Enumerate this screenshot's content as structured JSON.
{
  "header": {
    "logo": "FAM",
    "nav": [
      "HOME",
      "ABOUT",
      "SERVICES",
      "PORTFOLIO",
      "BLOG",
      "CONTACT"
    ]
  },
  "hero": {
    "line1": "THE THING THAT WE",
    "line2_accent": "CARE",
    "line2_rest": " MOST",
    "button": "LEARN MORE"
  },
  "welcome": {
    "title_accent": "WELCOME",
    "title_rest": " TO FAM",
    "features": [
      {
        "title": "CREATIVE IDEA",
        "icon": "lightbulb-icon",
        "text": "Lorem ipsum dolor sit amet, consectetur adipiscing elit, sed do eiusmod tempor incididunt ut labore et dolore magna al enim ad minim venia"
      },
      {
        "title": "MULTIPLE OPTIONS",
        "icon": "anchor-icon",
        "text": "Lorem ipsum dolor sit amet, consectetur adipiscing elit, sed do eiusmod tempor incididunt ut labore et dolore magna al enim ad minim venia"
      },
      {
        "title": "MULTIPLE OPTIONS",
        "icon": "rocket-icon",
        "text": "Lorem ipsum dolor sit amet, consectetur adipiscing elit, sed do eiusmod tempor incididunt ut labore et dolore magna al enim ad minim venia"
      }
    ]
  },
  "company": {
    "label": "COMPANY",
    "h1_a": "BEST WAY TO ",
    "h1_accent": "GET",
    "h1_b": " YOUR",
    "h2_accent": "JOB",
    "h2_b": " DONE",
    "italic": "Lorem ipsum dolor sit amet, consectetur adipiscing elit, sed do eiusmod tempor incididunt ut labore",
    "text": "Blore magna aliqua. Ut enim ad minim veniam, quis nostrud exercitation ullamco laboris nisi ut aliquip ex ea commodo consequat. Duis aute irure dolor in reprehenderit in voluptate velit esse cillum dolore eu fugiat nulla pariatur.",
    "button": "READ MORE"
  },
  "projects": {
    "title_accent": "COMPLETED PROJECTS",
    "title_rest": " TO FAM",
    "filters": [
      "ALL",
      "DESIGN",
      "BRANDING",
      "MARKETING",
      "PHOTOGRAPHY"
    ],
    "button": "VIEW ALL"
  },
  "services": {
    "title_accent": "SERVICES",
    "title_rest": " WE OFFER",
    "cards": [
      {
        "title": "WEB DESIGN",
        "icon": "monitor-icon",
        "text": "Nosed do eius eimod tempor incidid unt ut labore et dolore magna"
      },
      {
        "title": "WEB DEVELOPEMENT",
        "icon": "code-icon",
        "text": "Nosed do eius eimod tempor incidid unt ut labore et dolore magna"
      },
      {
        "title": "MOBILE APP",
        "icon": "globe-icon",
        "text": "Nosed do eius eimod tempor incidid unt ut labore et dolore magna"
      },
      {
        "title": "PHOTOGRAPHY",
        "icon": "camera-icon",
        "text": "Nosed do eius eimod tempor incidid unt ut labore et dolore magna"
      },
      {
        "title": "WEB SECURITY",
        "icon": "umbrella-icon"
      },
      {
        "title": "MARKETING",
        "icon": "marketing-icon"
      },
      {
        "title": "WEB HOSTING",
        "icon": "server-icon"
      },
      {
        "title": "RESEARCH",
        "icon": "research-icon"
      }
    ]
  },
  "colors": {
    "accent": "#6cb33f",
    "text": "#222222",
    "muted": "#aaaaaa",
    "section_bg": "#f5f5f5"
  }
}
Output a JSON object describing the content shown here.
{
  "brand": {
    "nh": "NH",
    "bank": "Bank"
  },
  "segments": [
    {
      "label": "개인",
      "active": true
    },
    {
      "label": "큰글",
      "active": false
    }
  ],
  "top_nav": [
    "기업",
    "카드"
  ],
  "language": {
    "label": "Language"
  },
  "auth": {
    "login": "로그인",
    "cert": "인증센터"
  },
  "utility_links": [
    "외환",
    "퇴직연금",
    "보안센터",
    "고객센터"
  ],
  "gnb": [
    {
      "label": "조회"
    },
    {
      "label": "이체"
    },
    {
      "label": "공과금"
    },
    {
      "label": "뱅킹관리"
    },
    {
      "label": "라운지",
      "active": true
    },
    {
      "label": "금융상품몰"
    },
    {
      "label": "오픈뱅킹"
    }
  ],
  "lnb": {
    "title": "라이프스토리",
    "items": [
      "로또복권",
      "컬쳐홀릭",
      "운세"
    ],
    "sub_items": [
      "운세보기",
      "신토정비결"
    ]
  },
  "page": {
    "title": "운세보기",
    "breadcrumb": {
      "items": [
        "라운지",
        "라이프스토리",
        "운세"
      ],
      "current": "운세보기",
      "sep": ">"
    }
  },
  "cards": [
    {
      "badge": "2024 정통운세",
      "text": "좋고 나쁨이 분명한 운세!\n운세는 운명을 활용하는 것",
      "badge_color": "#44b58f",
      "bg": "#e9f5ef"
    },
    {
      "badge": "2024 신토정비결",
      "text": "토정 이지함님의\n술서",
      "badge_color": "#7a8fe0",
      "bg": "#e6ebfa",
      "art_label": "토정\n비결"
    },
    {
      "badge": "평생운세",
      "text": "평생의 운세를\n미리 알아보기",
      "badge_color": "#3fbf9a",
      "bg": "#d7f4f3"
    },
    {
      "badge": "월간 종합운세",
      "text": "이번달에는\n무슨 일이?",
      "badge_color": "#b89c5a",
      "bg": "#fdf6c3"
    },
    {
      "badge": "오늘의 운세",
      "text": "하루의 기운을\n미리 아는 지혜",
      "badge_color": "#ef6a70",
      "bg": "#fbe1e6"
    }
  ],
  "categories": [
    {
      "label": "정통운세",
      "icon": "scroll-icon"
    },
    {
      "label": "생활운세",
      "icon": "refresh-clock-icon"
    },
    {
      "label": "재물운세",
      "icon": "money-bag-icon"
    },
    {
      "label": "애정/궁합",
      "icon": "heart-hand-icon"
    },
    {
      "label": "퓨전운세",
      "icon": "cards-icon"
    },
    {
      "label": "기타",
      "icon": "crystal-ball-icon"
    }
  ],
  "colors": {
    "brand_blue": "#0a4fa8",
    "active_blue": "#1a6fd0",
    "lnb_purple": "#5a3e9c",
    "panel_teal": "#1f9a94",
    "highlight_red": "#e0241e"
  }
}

- - - - -

What is being asked:
Quote the entire listing above exactly.

Answer in full:
Enumerate this screenshot's content as structured JSON.
{
  "header": {
    "logo": "FAM",
    "nav": [
      "HOME",
      "ABOUT",
      "SERVICES",
      "PORTFOLIO",
      "BLOG",
      "CONTACT"
    ]
  },
  "hero": {
    "line1": "THE THING THAT WE",
    "line2_accent": "CARE",
    "line2_rest": " MOST",
    "button": "LEARN MORE"
  },
  "welcome": {
    "title_accent": "WELCOME",
    "title_rest": " TO FAM",
    "features": [
      {
        "title": "CREATIVE IDEA",
        "icon": "lightbulb-icon",
        "text": "Lorem ipsum dolor sit amet, consectetur adipiscing elit, sed do eiusmod tempor incididunt ut labore et dolore magna al enim ad minim venia"
      },
      {
        "title": "MULTIPLE OPTIONS",
        "icon": "anchor-icon",
        "text": "Lorem ipsum dolor sit amet, consectetur adipiscing elit, sed do eiusmod tempor incididunt ut labore et dolore magna al enim ad minim venia"
      },
      {
        "title": "MULTIPLE OPTIONS",
        "icon": "rocket-icon",
        "text": "Lorem ipsum dolor sit amet, consectetur adipiscing elit, sed do eiusmod tempor incididunt ut labore et dolore magna al enim ad minim venia"
      }
    ]
  },
  "company": {
    "label": "COMPANY",
    "h1_a": "BEST WAY TO ",
    "h1_accent": "GET",
    "h1_b": " YOUR",
    "h2_accent": "JOB",
    "h2_b": " DONE",
    "italic": "Lorem ipsum dolor sit amet, consectetur adipiscing elit, sed do eiusmod tempor incididunt ut labore",
    "text": "Blore magna aliqua. Ut enim ad minim veniam, quis nostrud exercitation ullamco laboris nisi ut aliquip ex ea commodo consequat. Duis aute irure dolor in reprehenderit in voluptate velit esse cillum dolore eu fugiat nulla pariatur.",
    "button": "READ MORE"
  },
  "projects": {
    "title_accent": "COMPLETED PROJECTS",
    "title_rest": " TO FAM",
    "filters": [
      "ALL",
      "DESIGN",
      "BRANDING",
      "MARKETING",
      "PHOTOGRAPHY"
    ],
    "button": "VIEW ALL"
  },
  "services": {
    "title_accent": "SERVICES",
    "title_rest": " WE OFFER",
    "cards": [
      {
        "title": "WEB DESIGN",
        "icon": "monitor-icon",
        "text": "Nosed do eius eimod tempor incidid unt ut labore et dolore magna"
      },
      {
        "title": "WEB DEVELOPEMENT",
        "icon": "code-icon",
        "text": "Nosed do eius eimod tempor incidid unt ut labore et dolore magna"
      },
      {
        "title": "MOBILE APP",
        "icon": "globe-icon",
        "text": "Nosed do eius eimod tempor incidid unt ut labore et dolore magna"
      },
      {
        "title": "PHOTOGRAPHY",
        "icon": "camera-icon",
        "text": "Nosed do eius eimod tempor incidid unt ut labore et dolore magna"
      },
      {
        "title": "WEB SECURITY",
        "icon": "umbrella-icon"
      },
      {
        "title": "MARKETING",
        "icon": "marketing-icon"
      },
      {
        "title": "WEB HOSTING",
        "icon": "server-icon"
      },
      {
        "title": "RESEARCH",
        "icon": "research-icon"
      }
    ]
  },
  "colors": {
    "accent": "#6cb33f",
    "text": "#222222",
    "muted": "#aaaaaa",
    "section_bg": "#f5f5f5"
  }
}
Output a JSON object describing the content shown here.
{
  "brand": {
    "nh": "NH",
    "bank": "Bank"
  },
  "segments": [
    {
      "label": "개인",
      "active": true
    },
    {
      "label": "큰글",
      "active": false
    }
  ],
  "top_nav": [
    "기업",
    "카드"
  ],
  "language": {
    "label": "Language"
  },
  "auth": {
    "login": "로그인",
    "cert": "인증센터"
  },
  "utility_links": [
    "외환",
    "퇴직연금",
    "보안센터",
    "고객센터"
  ],
  "gnb": [
    {
      "label": "조회"
    },
    {
      "label": "이체"
    },
    {
      "label": "공과금"
    },
    {
      "label": "뱅킹관리"
    },
    {
      "label": "라운지",
      "active": true
    },
    {
      "label": "금융상품몰"
    },
    {
      "label": "오픈뱅킹"
    }
  ],
  "lnb": {
    "title": "라이프스토리",
    "items": [
      "로또복권",
      "컬쳐홀릭",
      "운세"
    ],
    "sub_items": [
      "운세보기",
      "신토정비결"
    ]
  },
  "page": {
    "title": "운세보기",
    "breadcrumb": {
      "items": [
        "라운지",
        "라이프스토리",
        "운세"
      ],
      "current": "운세보기",
      "sep": ">"
    }
  },
  "cards": [
    {
      "badge": "2024 정통운세",
      "text": "좋고 나쁨이 분명한 운세!\n운세는 운명을 활용하는 것",
      "badge_color": "#44b58f",
      "bg": "#e9f5ef"
    },
    {
      "badge": "2024 신토정비결",
      "text": "토정 이지함님의\n술서",
      "badge_color": "#7a8fe0",
      "bg": "#e6ebfa",
      "art_label": "토정\n비결"
    },
    {
      "badge": "평생운세",
      "text": "평생의 운세를\n미리 알아보기",
      "badge_color": "#3fbf9a",
      "bg": "#d7f4f3"
    },
    {
      "badge": "월간 종합운세",
      "text": "이번달에는\n무슨 일이?",
      "badge_color": "#b89c5a",
      "bg": "#fdf6c3"
    },
    {
      "badge": "오늘의 운세",
      "text": "하루의 기운을\n미리 아는 지혜",
      "badge_color": "#ef6a70",
      "bg": "#fbe1e6"
    }
  ],
  "categories": [
    {
      "label": "정통운세",
      "icon": "scroll-icon"
    },
    {
      "label": "생활운세",
      "icon": "refresh-clock-icon"
    },
    {
      "label": "재물운세",
      "icon": "money-bag-icon"
    },
    {
      "label": "애정/궁합",
      "icon": "heart-hand-icon"
    },
    {
      "label": "퓨전운세",
      "icon": "cards-icon"
    },
    {
      "label": "기타",
      "icon": "crystal-ball-icon"
    }
  ],
  "colors": {
    "brand_blue": "#0a4fa8",
    "active_blue": "#1a6fd0",
    "lnb_purple": "#5a3e9c",
    "panel_teal": "#1f9a94",
    "highlight_red": "#e0241e"
  }
}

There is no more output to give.